(Excerpted passage):
Multiprocessing Keras Tuner

Hi All,

I am trying to run a distributed keras hyper tuning as below. The below is an example of a script file which should spin up multiple tuner processes which communicate to the chief worker.

def tunerProcess(tunerId=0):
    logging.basicConfig(
    filename='app.log',
    level=logging.DEBUG,
    filemode='a'
    )
    logging.info('********************* %s',tunerId)
    def build_model3(hp):
        model = Sequential()
        active_func_ss = ['relu', 'tanh']
        active_func = hp.Choice('activation', active_func_ss)
        active_func_last_ss = ['sigmoid', 'softmax','tanh']
        active_func_last = hp.Choice('activation', active_func_last_ss)
        lr_list = [1e-1,1e-2,1e-3,1e-4,1e-5,1.0,
                    2e-1,2e-2,2e-3,2e-4,2e-5,2.0,
                    3e-1,3e-2,3e-3,3e-4,3e-5,3.0,
                    4e-1,4e-2,4e-3,4e-4,4e-5,4.0,
                    5e-1,5e-2,5e-3,5e-4,5e-5,5.0]
        lr=hp.Choice('learning_rate', values=lr_list)

        for i in range(hp.Int('num_layers', min_value=1, max_value=8)):
            model.add(Dense(units=hp.Int('units_' + str(i),
                                         min_value=64,
                                         max_value=1024,
                                         step=32),
                            activation=active_func))

        model.add(Dense(1, activation=active_func_last))
        optimizer=hp.Choice('optimizer', values=['rmsprop','adamw','adam','SGD',
                                                 'adadelta','adagrad','adamax',
                                                 'adafactor','nadam'])

        # Conditional for each optimizer
        if optimizer == 'adam':
           optimizer = tf.keras.optimizers.Adam(learning_rate=lr)

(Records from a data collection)

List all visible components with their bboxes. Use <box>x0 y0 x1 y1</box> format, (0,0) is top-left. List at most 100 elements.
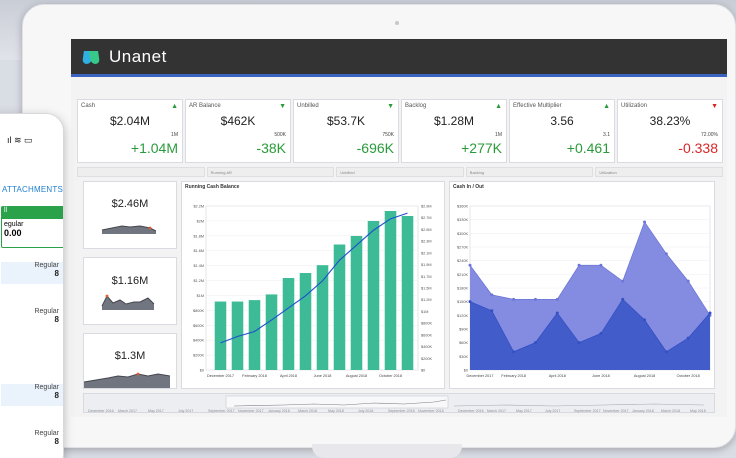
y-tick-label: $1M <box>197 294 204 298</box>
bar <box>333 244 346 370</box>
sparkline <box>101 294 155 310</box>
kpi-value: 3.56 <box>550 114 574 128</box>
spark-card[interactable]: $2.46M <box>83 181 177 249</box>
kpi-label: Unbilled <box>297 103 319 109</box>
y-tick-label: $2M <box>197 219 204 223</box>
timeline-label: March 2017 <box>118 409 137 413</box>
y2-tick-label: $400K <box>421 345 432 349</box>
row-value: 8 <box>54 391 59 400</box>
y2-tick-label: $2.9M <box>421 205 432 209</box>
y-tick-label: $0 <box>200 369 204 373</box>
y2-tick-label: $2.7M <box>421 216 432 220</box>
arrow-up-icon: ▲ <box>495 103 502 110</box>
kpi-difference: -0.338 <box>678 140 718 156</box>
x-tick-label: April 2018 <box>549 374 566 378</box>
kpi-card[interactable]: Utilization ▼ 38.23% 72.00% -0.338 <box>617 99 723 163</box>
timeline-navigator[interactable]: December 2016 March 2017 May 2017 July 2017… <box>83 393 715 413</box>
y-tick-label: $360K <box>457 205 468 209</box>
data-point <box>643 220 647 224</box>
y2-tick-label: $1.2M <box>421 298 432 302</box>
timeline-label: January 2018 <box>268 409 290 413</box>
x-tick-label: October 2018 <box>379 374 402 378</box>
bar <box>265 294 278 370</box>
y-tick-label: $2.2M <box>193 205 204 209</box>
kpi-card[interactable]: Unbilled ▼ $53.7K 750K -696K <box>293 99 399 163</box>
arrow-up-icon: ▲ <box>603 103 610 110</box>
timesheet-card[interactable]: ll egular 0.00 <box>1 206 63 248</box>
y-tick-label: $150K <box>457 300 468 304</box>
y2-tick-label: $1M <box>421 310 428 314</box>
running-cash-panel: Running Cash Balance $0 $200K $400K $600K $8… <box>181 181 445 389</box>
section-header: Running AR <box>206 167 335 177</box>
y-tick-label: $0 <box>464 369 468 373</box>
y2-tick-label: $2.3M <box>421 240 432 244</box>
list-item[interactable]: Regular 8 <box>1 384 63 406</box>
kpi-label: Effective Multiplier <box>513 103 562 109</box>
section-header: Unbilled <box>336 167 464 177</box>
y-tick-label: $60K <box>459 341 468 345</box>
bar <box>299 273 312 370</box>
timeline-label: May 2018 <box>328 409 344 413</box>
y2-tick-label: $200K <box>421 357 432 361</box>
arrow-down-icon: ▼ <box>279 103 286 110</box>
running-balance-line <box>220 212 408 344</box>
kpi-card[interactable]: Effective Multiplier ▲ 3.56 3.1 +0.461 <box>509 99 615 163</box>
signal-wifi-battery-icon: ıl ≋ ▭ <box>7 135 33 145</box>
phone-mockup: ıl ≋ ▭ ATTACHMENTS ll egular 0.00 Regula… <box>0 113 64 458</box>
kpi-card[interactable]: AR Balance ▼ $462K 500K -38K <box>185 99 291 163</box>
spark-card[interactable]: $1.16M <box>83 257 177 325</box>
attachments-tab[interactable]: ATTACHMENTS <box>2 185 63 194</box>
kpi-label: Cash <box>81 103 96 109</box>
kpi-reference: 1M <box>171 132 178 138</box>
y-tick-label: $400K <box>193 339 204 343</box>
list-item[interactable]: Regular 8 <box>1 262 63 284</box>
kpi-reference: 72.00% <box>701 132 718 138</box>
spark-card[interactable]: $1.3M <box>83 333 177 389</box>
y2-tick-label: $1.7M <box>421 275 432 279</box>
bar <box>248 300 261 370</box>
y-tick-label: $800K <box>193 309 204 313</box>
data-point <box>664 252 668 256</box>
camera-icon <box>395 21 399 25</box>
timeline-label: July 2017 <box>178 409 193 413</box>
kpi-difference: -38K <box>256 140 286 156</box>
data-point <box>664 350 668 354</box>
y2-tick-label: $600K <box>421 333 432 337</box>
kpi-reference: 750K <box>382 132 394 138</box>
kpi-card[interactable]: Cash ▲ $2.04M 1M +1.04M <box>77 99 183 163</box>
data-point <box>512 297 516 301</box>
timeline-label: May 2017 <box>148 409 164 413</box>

(Problems to work on):
**A.** Answer these questions about the Keras Tuner post:
(i) To which file does the logging configuration write?
(ii) What is the largest value allowed for the number of layers?
(iii) What step size is set for the units in each Dense layer?
**B.** Name every distinct activation function that appears as a choice in the Keras Tuner post.
**C.** Write a continuation of the Keras Tuner post's code, picking up after its final line.
The material has no connection to the Keras Tuner post.

(Solved problems):
**A.**
(i) app.log
(ii) 8
(iii) 32

**B.** relu, tanh, sigmoid, softmax

**C.**
        elif optimizer == 'SGD':
           optimizer = tf.keras.optimizers.SGD(learning_rate=lr)
        elif optimizer == 'rmsprop':
            optimizer = tf.keras.optimizers.RMSprop(learning_rate=lr)
        elif optimizer == 'adamw':
            optimizer = tf.keras.optimizers.AdamW(learning_rate=lr)
        elif optimizer == 'adadelta':
            optimizer = tf.keras.optimizers.Adadelta(learning_rate=lr)
        elif optimizer == 'adagrad':
            optimizer = tf.keras.optimizers.Adagrad(learning_rate=lr)
        elif optimizer == 'adamax':
            optimizer = tf.keras.optimizers.Adamax(learning_rate=lr)
        elif optimizer == 'adafactor':
            optimizer = tf.keras.optimizers.Adafactor(learning_rate=lr)
        elif optimizer == 'nadam':
            optimizer = tf.keras.optimizers.Nadam(learning_rate=lr)
        model.compile(optimizer,
                      loss='binary_crossentropy',
                      metrics=['precision'])
        return model

    x_train_normalized=np.loadtxt('x_train_normalized.csv',delimiter=',')
    y_train=np.loadtxt('y_train.csv',delimiter=',')
    x_test_normalized=np.loadtxt('x_test_normalized.csv',delimiter=',')
    y_test=np.loadtxt('y_test.csv',delimiter=',')

    os.environ['KERASTUNER_TUNER_ID'] = "tuner"+"_"+str(tunerId)
    os.environ['KERASTUNER_ORACLE_IP'] = "127.0.0.1"
    os.environ['KERASTUNER_ORACLE_PORT'] = "8000"

    tuner = GridSearch(
        hypermodel=build_model3,
        objective='val_precision',
        max_trials=10000,
        directory='myDir',
        distribution_strategy=tf.distribute.MirroredStrategy(),
        seed=42
    )
    tuner.search(x_train_normalized, y_train, epochs=10, validation_data=(x_test_normalized, y_test))
    best_model = tuner.get_best_models(num_models=1)[0]
    logging.info('********************* finished %s',tunerId)
    logging.info(best_model.summary())
    best_hyperparameters = tuner.get_best_hyperparameters(num_trials=1)[0]
    logging.info(best_hyperparameters.values)


# In[ ]:


if __name__ == "__main__":  # confirms that the code is under main function

    print(multiprocessing.cpu_count())
    procs=[]
    for id in range(multiprocessing.cpu_count()):
        print(id)
        proc = Process(target=tunerProcess, args=(id,))
        procs.append(proc)
        proc.start()
    print(procs)

    for proc in procs:
        proc.join()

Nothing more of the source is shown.